* Aim *
For the data that follows, report how many lines contain the word "shift", and nothing else.
******************************
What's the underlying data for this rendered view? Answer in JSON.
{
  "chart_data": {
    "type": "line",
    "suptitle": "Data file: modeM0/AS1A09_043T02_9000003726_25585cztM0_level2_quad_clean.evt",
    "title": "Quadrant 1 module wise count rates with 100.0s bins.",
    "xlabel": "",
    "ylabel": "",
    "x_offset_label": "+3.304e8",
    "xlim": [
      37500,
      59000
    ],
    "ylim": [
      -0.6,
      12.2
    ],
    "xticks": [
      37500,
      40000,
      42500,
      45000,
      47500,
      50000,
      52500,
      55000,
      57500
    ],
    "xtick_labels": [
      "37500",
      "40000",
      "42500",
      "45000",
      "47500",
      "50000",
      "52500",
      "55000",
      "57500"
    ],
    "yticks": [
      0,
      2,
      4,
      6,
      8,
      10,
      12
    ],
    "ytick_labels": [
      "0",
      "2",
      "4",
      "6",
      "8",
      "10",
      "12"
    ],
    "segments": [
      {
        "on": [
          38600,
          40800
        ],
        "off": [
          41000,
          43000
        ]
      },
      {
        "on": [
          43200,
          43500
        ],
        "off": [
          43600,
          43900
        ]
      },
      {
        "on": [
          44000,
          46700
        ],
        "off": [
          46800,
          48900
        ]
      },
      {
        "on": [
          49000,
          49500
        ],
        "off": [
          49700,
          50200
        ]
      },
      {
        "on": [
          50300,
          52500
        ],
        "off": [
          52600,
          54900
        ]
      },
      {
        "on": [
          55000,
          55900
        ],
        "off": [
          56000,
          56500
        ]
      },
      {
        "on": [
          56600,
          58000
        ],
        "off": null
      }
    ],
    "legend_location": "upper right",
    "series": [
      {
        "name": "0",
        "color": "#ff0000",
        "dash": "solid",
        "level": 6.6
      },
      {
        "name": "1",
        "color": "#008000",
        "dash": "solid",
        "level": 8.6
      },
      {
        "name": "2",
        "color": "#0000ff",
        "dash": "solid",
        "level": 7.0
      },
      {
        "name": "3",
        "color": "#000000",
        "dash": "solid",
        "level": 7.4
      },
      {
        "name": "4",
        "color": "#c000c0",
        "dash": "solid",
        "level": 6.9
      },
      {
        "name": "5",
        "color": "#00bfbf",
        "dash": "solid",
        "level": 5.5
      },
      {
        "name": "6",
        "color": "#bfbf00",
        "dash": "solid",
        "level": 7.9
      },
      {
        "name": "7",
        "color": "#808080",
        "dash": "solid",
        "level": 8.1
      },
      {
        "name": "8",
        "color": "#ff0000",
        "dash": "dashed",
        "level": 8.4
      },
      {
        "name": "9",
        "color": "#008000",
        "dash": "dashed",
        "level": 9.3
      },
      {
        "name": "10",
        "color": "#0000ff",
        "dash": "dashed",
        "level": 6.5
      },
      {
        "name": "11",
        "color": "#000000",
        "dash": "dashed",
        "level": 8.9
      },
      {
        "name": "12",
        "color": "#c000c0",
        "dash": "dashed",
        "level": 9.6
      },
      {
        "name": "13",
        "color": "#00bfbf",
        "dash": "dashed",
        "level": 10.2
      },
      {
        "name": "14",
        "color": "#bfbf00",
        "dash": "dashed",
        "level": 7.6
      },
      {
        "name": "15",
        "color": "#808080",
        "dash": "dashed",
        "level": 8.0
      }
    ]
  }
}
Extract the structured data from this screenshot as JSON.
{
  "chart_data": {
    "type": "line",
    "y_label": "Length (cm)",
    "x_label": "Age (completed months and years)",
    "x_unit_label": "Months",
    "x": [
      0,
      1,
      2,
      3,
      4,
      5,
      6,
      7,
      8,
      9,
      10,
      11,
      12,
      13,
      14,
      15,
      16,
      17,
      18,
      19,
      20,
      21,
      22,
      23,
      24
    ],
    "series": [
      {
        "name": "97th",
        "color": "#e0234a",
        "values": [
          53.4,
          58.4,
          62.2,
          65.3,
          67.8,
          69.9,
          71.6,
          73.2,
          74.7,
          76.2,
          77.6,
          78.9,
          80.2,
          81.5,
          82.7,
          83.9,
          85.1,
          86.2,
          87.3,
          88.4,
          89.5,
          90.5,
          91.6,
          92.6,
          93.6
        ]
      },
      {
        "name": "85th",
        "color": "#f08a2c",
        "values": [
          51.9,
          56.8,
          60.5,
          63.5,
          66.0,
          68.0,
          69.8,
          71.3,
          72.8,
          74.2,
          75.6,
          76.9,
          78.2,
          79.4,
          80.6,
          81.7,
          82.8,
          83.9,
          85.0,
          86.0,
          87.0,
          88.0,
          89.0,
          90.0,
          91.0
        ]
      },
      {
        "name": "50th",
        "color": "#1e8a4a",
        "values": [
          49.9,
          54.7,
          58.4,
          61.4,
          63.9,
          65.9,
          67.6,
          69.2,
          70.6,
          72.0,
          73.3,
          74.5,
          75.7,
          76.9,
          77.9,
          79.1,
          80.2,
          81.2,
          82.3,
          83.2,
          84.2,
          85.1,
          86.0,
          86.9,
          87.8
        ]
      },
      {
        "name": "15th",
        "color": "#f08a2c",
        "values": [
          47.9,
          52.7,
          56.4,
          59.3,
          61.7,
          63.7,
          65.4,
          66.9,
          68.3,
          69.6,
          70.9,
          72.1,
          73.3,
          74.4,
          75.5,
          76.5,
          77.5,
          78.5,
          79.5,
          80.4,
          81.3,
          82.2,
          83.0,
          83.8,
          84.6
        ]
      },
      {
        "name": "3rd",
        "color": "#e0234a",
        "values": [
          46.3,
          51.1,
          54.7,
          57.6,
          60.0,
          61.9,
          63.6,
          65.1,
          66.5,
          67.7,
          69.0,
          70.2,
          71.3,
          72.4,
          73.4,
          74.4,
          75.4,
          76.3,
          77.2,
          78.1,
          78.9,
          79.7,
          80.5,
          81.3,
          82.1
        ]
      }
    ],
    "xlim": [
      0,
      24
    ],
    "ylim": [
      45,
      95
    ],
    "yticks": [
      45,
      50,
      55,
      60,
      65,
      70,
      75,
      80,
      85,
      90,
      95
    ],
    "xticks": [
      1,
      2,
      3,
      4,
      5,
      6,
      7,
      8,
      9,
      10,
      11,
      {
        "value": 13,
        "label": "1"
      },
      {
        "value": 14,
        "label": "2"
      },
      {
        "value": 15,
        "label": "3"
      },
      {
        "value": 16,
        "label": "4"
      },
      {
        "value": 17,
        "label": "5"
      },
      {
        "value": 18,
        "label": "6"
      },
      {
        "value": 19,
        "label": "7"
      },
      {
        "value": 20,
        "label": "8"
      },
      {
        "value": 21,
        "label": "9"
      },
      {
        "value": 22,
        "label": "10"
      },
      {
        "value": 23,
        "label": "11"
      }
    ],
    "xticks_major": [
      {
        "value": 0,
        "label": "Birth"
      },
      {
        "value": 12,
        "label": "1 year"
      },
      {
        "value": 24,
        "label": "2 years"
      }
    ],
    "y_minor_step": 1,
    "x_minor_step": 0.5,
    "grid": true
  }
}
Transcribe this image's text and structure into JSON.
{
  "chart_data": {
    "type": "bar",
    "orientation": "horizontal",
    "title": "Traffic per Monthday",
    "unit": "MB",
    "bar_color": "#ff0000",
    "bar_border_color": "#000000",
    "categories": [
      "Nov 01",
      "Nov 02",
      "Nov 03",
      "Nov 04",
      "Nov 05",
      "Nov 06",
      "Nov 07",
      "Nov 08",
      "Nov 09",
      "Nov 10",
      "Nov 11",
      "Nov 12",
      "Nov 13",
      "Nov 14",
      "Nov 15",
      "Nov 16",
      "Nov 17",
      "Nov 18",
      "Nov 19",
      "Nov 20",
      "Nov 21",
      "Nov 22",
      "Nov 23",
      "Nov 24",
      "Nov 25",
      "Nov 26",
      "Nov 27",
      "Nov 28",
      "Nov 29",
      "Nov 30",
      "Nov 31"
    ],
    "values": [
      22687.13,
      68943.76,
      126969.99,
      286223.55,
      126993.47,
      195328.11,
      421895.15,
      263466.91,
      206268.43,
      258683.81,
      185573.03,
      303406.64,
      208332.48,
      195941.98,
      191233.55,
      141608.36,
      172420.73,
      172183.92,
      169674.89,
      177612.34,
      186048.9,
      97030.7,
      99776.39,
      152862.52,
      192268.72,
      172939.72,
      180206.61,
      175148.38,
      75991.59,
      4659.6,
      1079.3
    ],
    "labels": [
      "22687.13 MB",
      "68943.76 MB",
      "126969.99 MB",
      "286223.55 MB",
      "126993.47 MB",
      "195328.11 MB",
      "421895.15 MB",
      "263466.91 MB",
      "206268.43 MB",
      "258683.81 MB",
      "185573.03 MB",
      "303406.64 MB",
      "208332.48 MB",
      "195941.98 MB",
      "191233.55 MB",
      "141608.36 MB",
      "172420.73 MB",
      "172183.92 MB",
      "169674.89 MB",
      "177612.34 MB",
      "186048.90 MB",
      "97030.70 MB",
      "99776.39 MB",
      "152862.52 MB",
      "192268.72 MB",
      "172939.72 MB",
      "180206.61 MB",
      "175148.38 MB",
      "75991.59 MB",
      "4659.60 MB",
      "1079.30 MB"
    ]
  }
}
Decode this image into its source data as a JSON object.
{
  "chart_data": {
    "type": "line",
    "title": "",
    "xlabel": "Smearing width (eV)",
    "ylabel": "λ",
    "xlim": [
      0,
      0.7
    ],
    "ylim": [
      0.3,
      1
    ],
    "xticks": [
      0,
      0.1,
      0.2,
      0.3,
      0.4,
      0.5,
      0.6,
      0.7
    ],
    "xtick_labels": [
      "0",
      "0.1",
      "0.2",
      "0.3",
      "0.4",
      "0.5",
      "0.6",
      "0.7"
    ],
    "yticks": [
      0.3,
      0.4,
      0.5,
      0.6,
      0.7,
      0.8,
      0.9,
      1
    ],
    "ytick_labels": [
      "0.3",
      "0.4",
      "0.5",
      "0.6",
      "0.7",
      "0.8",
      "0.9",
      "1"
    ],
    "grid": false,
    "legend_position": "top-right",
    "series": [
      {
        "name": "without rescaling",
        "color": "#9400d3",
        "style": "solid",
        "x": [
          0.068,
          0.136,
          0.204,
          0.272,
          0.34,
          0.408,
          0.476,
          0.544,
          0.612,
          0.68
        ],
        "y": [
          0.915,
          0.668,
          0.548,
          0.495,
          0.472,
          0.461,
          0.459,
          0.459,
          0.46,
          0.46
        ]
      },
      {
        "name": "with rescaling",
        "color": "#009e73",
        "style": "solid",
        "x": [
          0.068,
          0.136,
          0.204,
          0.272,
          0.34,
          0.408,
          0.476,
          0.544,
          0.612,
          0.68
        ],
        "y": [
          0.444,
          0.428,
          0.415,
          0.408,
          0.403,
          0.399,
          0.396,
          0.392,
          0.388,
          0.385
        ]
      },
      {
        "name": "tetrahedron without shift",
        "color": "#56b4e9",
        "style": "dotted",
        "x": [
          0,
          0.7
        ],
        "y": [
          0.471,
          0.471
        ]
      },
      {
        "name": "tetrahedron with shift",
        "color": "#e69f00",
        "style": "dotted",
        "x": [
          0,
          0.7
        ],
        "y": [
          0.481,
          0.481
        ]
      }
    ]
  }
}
******************************
* Exercise output *
2